→ GOAL
Look through the material below, count the lines containing the word "JSON", and state only the count.

--- START GIVEN ENTRIES ---

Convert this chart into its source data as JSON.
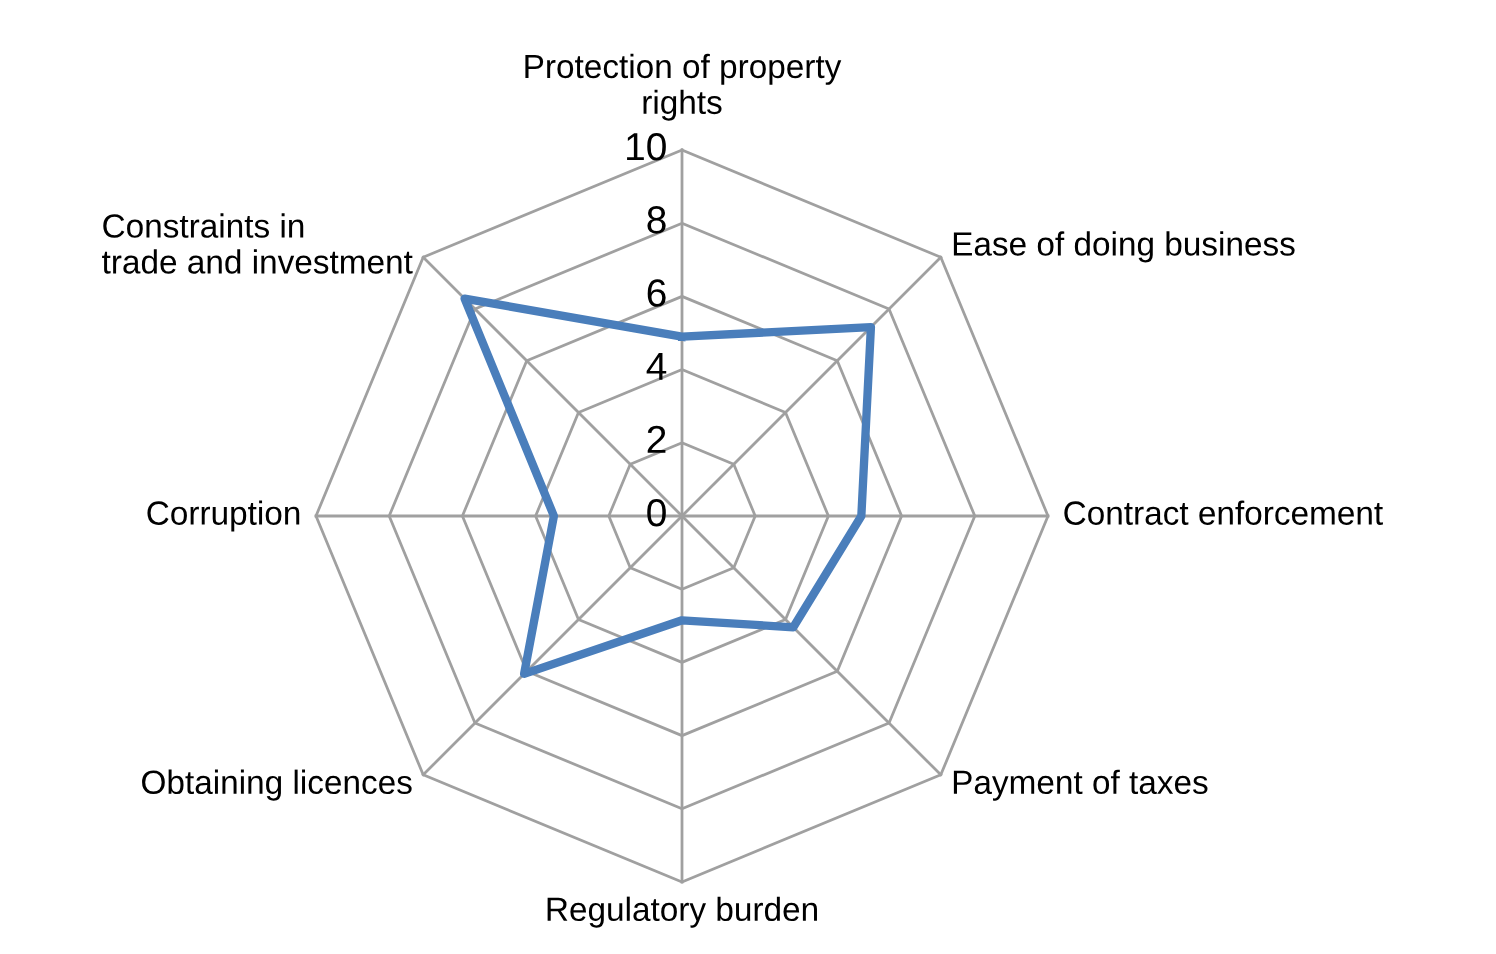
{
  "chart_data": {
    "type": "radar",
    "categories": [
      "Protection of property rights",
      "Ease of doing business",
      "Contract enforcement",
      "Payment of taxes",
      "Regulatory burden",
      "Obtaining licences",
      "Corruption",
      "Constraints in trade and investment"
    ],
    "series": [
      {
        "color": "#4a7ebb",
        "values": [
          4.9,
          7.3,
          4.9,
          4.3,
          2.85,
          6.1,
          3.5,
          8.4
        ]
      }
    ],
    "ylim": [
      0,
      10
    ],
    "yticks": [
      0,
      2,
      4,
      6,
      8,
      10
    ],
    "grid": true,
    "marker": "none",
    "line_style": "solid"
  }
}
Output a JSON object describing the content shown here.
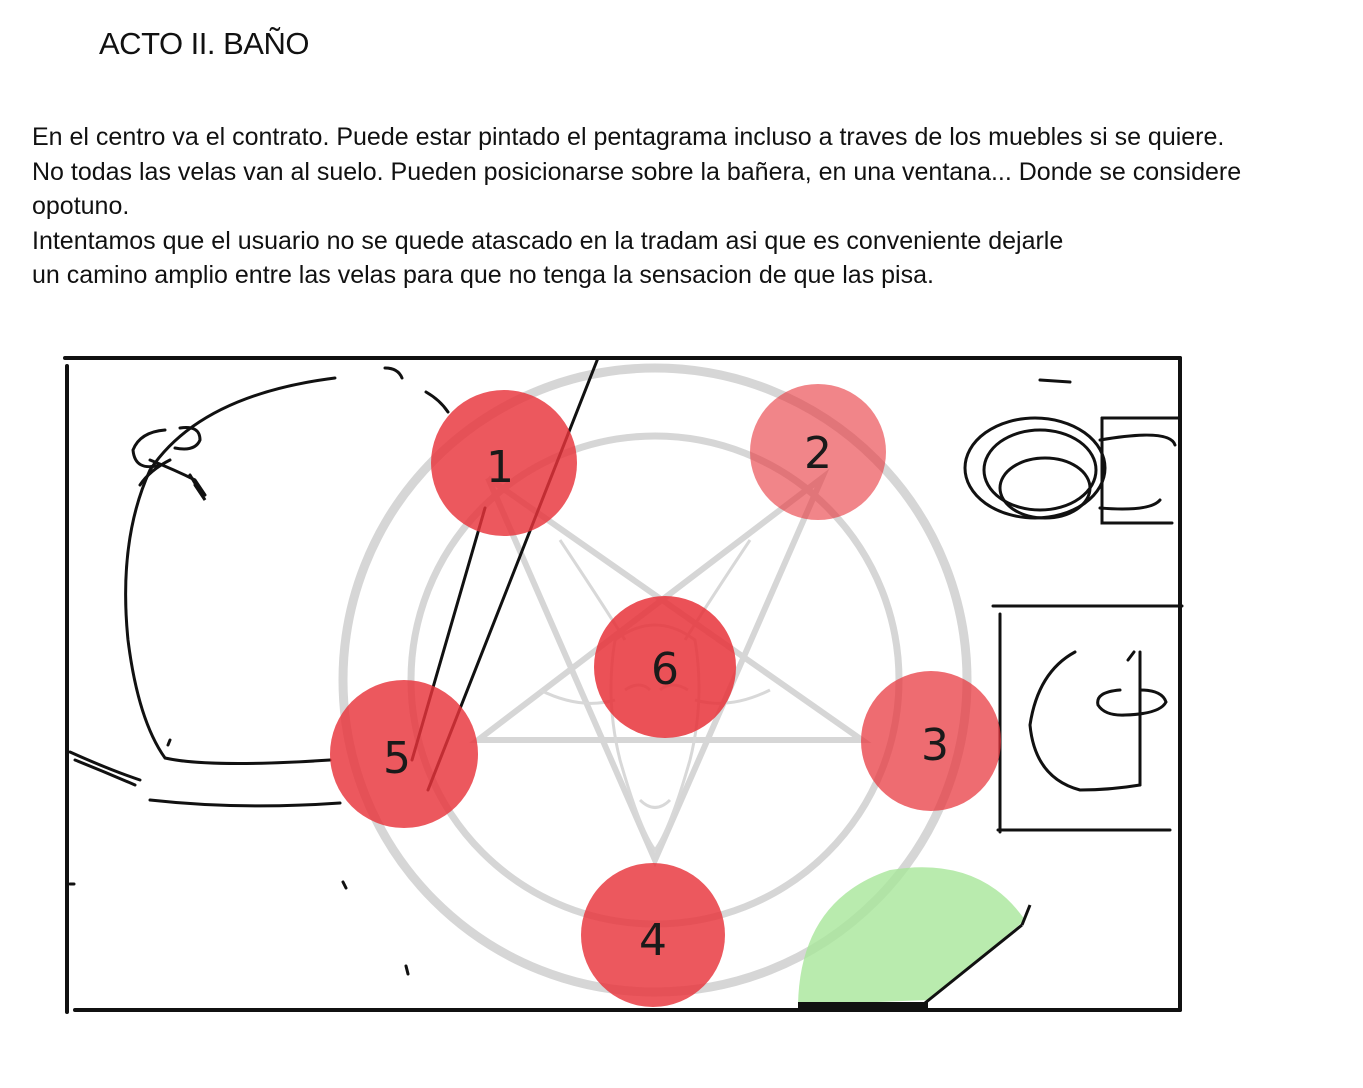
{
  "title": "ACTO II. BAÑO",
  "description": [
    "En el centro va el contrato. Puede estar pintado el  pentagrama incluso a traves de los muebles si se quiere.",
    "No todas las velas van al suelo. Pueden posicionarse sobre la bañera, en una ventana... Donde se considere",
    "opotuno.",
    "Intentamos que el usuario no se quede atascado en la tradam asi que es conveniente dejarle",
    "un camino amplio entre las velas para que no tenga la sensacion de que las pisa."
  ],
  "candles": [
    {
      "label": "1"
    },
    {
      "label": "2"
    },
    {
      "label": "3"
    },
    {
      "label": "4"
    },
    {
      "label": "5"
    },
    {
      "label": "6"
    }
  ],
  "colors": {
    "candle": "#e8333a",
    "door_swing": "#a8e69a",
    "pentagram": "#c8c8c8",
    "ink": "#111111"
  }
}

--- END GIVEN ENTRIES ---
--- START GIVEN ENTRIES ---

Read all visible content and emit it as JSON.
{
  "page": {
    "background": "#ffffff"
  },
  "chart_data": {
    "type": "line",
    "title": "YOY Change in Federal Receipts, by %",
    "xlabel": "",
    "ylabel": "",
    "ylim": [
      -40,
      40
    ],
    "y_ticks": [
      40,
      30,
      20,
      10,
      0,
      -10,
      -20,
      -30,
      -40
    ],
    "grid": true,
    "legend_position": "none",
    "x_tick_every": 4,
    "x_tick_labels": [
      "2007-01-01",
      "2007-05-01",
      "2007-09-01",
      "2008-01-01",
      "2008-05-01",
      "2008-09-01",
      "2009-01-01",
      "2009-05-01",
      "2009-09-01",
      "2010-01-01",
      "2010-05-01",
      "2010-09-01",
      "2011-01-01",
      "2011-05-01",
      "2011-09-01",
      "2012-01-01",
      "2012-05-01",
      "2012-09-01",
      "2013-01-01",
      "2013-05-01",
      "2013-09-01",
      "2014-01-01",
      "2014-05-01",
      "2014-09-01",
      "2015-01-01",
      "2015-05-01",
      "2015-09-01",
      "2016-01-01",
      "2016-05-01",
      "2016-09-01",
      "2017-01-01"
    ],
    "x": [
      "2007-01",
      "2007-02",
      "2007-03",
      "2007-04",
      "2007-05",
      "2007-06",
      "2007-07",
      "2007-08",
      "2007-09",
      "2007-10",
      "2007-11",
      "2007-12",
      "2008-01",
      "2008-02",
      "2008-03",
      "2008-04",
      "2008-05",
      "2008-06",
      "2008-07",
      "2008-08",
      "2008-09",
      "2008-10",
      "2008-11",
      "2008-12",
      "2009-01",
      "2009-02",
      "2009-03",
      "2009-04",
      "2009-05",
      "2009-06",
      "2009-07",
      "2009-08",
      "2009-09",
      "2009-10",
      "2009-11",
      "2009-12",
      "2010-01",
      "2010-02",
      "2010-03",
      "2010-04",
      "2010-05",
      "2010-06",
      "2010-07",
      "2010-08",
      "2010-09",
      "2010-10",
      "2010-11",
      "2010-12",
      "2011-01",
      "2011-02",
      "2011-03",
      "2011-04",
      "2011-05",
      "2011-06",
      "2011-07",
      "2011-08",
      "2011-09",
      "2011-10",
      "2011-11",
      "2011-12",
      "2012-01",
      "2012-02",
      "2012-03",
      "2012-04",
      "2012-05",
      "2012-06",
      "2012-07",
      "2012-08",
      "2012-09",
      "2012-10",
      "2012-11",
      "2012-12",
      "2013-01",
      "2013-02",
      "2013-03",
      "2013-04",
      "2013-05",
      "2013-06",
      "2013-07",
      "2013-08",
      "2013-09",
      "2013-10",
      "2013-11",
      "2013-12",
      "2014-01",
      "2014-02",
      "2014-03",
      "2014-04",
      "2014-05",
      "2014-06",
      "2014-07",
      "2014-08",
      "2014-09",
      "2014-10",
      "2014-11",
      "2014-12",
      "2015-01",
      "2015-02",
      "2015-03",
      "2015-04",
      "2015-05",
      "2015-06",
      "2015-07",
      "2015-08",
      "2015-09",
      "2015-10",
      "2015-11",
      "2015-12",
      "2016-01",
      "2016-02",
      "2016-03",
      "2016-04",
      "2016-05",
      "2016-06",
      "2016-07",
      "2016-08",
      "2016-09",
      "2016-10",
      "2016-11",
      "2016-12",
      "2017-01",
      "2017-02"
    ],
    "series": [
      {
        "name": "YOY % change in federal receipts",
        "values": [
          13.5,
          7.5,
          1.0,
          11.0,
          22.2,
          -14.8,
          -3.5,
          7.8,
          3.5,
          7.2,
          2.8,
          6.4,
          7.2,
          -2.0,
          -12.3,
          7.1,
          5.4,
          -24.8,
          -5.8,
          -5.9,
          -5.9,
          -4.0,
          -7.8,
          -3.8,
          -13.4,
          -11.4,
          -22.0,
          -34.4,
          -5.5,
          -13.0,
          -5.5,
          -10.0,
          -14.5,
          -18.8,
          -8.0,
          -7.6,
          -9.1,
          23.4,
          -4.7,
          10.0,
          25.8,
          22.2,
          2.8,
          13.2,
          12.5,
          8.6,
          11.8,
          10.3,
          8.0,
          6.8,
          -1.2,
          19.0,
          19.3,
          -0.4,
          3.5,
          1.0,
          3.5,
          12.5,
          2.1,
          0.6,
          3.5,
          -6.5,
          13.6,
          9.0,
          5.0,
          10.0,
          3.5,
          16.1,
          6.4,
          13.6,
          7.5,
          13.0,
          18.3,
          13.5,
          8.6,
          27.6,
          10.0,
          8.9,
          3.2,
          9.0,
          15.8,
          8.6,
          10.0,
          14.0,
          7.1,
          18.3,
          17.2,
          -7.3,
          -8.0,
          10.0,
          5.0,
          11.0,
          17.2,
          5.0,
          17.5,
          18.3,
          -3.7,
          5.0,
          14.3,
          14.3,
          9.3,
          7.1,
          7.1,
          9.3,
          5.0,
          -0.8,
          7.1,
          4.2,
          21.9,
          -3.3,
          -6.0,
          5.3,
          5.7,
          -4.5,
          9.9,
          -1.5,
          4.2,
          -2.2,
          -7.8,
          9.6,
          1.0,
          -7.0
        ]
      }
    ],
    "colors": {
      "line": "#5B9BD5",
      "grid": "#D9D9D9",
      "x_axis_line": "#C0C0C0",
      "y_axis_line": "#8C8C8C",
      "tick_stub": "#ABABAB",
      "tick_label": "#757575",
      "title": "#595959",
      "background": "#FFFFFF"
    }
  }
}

--- END GIVEN ENTRIES ---

→ THE COMPLETED TASK
3